> [Work to be completed]:
Print the entries verbatim, leaving out the images they contain.

Extracted data entries:
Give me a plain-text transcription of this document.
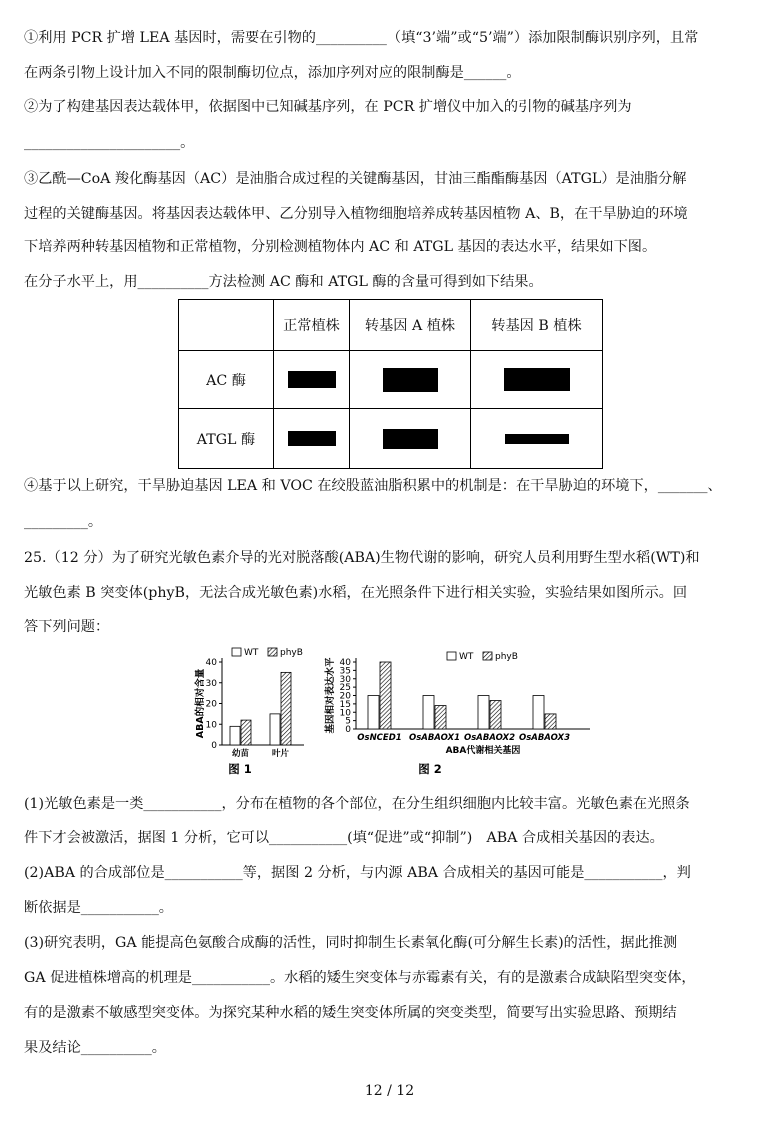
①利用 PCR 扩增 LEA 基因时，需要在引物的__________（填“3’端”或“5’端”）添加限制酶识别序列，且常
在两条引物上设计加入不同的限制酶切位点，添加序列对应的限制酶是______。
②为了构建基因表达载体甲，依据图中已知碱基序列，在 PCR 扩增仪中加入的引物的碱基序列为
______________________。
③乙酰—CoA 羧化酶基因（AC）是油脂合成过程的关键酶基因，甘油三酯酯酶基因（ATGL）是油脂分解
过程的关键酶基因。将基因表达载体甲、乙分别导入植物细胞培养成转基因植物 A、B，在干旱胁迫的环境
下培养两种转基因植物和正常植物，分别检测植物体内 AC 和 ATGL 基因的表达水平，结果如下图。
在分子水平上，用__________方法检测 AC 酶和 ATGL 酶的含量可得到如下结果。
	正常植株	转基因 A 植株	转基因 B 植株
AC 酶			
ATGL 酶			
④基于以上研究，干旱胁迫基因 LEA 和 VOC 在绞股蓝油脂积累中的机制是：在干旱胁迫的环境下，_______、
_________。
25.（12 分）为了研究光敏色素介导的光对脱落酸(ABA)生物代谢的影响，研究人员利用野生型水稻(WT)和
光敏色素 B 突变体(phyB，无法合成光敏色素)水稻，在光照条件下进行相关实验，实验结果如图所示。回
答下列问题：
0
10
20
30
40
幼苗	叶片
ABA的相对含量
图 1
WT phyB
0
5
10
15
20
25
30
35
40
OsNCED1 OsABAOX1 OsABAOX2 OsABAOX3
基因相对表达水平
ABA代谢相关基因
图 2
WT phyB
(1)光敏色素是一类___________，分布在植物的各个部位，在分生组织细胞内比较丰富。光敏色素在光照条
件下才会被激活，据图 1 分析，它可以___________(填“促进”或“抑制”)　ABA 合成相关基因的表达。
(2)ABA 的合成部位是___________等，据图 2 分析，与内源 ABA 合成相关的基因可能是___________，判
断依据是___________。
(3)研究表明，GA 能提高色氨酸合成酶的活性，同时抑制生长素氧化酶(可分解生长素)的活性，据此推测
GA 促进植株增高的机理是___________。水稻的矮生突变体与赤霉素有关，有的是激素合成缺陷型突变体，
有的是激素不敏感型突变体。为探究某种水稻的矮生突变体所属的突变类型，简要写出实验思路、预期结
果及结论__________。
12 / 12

> [Exercise answer]:
Give me a plain-text transcription of this document.
①利用 PCR 扩增 LEA 基因时，需要在引物的__________（填“3’端”或“5’端”）添加限制酶识别序列，且常
在两条引物上设计加入不同的限制酶切位点，添加序列对应的限制酶是______。
②为了构建基因表达载体甲，依据图中已知碱基序列，在 PCR 扩增仪中加入的引物的碱基序列为
______________________。
③乙酰—CoA 羧化酶基因（AC）是油脂合成过程的关键酶基因，甘油三酯酯酶基因（ATGL）是油脂分解
过程的关键酶基因。将基因表达载体甲、乙分别导入植物细胞培养成转基因植物 A、B，在干旱胁迫的环境
下培养两种转基因植物和正常植物，分别检测植物体内 AC 和 ATGL 基因的表达水平，结果如下图。
在分子水平上，用__________方法检测 AC 酶和 ATGL 酶的含量可得到如下结果。
	正常植株	转基因 A 植株	转基因 B 植株
AC 酶			
ATGL 酶			
④基于以上研究，干旱胁迫基因 LEA 和 VOC 在绞股蓝油脂积累中的机制是：在干旱胁迫的环境下，_______、
_________。
25.（12 分）为了研究光敏色素介导的光对脱落酸(ABA)生物代谢的影响，研究人员利用野生型水稻(WT)和
光敏色素 B 突变体(phyB，无法合成光敏色素)水稻，在光照条件下进行相关实验，实验结果如图所示。回
答下列问题：
0
10
20
30
40
幼苗	叶片
ABA的相对含量
图 1
WT phyB
0
5
10
15
20
25
30
35
40
OsNCED1 OsABAOX1 OsABAOX2 OsABAOX3
基因相对表达水平
ABA代谢相关基因
图 2
WT phyB
(1)光敏色素是一类___________，分布在植物的各个部位，在分生组织细胞内比较丰富。光敏色素在光照条
件下才会被激活，据图 1 分析，它可以___________(填“促进”或“抑制”)　ABA 合成相关基因的表达。
(2)ABA 的合成部位是___________等，据图 2 分析，与内源 ABA 合成相关的基因可能是___________，判
断依据是___________。
(3)研究表明，GA 能提高色氨酸合成酶的活性，同时抑制生长素氧化酶(可分解生长素)的活性，据此推测
GA 促进植株增高的机理是___________。水稻的矮生突变体与赤霉素有关，有的是激素合成缺陷型突变体，
有的是激素不敏感型突变体。为探究某种水稻的矮生突变体所属的突变类型，简要写出实验思路、预期结
果及结论__________。
12 / 12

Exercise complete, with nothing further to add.